▶ _SUPPLIED RECORDS_:
====================
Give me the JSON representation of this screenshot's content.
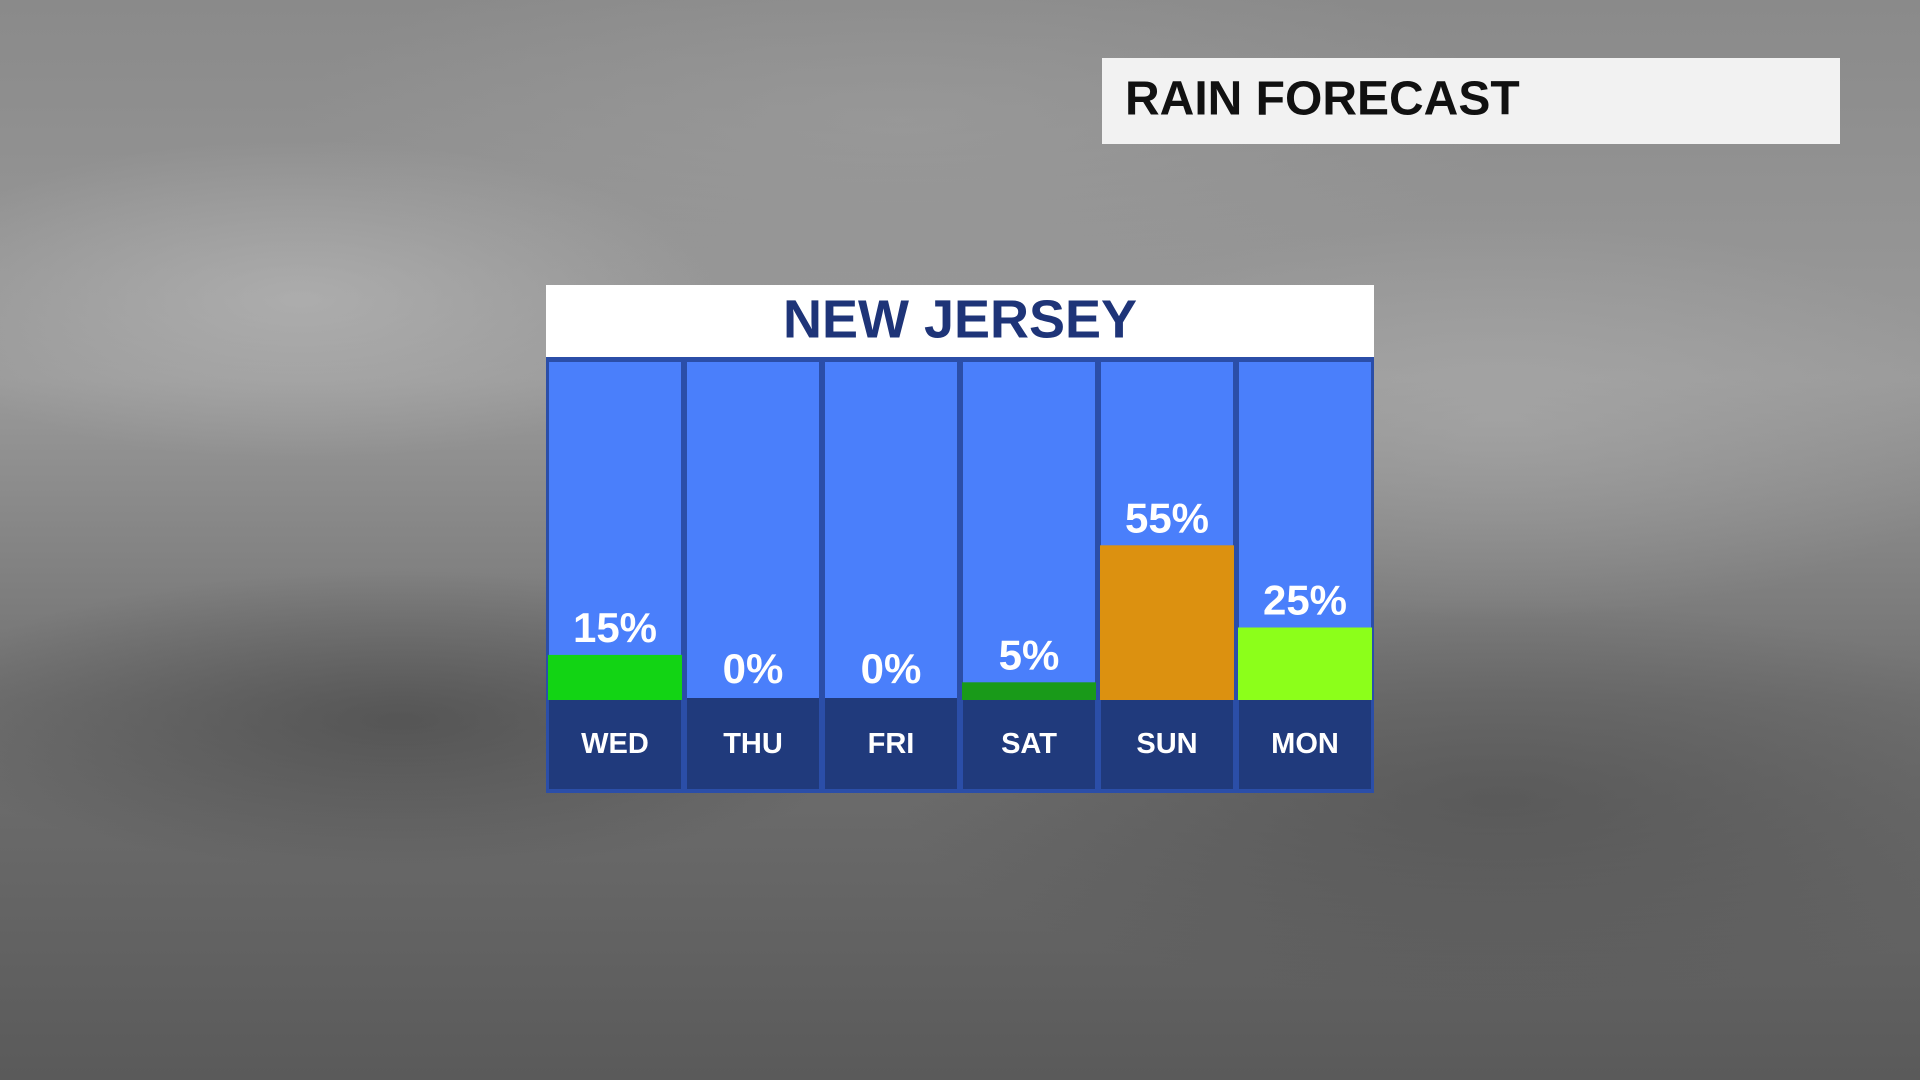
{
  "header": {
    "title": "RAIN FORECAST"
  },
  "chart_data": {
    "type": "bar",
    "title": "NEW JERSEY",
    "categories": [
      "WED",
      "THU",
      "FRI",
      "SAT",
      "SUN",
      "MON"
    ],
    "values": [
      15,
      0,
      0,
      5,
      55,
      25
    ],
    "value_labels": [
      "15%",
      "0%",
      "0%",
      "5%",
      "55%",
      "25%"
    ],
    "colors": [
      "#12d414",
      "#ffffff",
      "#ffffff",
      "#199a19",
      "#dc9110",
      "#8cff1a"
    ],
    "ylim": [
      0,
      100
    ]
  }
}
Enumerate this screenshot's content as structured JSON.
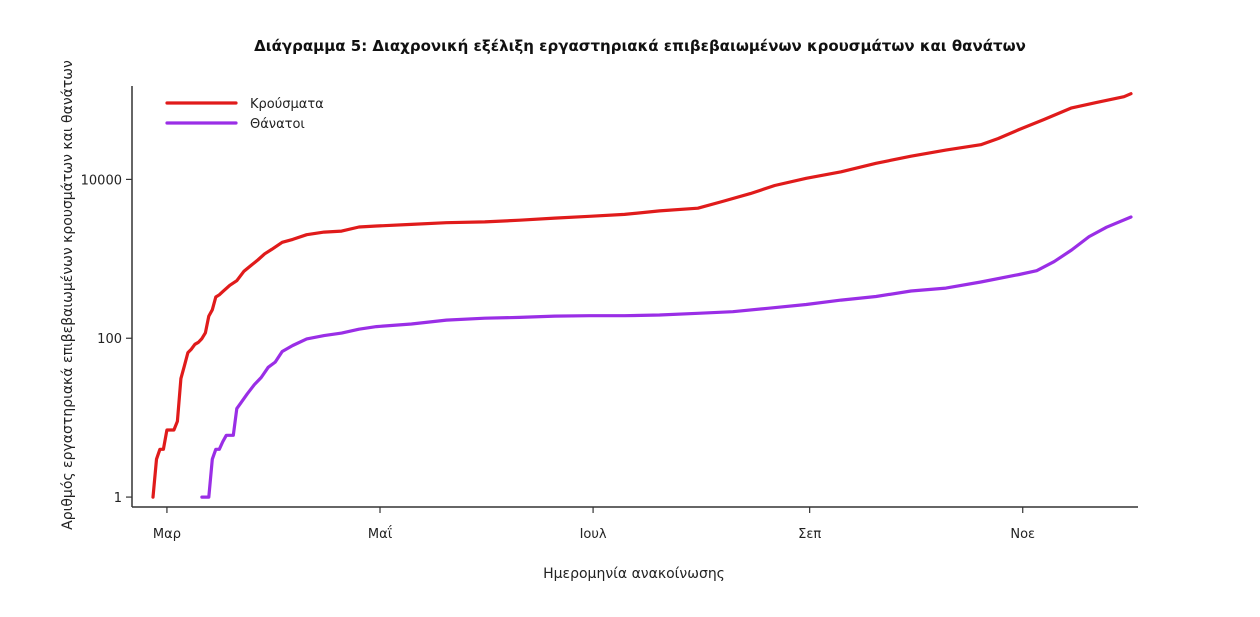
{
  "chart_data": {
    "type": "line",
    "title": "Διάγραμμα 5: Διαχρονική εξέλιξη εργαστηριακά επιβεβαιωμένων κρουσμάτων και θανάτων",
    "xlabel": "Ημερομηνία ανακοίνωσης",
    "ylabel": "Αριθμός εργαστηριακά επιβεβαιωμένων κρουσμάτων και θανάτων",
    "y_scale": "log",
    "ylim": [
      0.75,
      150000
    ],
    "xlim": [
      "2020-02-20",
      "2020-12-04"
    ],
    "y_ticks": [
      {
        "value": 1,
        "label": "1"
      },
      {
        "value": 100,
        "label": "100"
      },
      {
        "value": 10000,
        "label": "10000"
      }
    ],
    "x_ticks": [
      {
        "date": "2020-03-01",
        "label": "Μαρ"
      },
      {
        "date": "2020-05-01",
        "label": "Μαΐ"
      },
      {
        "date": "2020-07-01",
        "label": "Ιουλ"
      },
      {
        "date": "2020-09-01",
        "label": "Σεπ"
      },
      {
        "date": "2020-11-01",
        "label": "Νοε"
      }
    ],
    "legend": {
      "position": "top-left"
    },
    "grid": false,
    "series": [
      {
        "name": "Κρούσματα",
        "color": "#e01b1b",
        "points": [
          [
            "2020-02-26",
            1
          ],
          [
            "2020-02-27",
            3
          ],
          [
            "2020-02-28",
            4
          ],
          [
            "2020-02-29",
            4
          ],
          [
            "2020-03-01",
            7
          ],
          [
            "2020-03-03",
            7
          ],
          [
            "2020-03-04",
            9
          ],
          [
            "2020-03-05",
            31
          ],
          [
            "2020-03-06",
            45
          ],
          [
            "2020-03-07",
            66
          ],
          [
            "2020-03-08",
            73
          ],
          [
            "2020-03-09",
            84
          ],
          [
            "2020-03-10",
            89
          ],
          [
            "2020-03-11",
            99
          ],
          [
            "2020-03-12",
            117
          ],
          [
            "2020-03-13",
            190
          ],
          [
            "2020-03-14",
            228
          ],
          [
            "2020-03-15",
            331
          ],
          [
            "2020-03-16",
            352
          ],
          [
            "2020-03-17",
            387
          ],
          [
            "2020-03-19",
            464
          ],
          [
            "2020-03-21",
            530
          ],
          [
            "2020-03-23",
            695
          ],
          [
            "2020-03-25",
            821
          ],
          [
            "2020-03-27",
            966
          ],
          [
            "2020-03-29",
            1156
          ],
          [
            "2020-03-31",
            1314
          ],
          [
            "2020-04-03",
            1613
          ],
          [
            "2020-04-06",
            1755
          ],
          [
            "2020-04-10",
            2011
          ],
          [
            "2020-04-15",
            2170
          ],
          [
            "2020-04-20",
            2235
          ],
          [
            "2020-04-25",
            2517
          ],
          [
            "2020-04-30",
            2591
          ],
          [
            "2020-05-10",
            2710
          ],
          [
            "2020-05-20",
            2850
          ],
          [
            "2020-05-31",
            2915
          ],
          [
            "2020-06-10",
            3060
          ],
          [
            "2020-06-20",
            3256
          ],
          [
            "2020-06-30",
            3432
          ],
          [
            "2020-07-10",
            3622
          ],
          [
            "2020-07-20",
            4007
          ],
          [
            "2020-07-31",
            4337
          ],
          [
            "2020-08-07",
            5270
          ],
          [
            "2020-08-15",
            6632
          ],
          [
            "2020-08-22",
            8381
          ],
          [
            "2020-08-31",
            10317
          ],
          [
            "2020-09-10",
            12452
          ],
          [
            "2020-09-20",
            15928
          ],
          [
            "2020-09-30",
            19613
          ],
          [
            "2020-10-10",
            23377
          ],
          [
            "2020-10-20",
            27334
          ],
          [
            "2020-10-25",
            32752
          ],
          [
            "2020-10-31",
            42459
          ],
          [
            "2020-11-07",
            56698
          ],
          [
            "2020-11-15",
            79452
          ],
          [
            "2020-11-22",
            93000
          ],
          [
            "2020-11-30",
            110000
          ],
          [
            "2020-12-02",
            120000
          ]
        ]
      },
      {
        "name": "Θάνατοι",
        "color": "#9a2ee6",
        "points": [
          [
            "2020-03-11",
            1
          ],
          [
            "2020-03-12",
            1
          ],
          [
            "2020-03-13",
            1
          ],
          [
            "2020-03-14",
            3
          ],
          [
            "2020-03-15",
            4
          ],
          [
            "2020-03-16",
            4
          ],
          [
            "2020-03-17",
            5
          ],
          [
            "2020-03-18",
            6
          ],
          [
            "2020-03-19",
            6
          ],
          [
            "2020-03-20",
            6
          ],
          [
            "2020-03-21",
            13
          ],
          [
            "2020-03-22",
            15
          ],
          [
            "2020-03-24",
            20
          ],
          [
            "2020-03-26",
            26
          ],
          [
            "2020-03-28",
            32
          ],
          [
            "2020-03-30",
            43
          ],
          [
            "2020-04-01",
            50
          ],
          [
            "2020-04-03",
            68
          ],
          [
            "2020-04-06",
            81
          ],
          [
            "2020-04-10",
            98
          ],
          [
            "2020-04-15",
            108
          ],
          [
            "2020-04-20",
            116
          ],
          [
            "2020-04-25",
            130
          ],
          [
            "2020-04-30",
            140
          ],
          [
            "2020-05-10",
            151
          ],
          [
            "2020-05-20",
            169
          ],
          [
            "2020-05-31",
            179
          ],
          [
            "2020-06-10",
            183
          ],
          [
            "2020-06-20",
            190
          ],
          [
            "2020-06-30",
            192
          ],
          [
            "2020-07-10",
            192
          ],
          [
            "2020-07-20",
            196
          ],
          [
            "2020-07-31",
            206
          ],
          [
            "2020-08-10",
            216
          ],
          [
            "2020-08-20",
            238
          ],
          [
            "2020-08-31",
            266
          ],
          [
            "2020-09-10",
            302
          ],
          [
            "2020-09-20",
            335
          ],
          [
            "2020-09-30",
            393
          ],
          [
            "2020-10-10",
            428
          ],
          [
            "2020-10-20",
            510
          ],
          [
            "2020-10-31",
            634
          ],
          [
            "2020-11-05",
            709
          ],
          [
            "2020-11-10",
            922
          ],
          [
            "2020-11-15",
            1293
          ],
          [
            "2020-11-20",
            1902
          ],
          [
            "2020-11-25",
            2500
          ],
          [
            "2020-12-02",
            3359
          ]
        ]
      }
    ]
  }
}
====================
Copy all lines from the material that include "this".

▶ _FINISHED EXERCISE_:
Give me the JSON representation of this screenshot's content.
Enumerate this screenshot's content as structured JSON.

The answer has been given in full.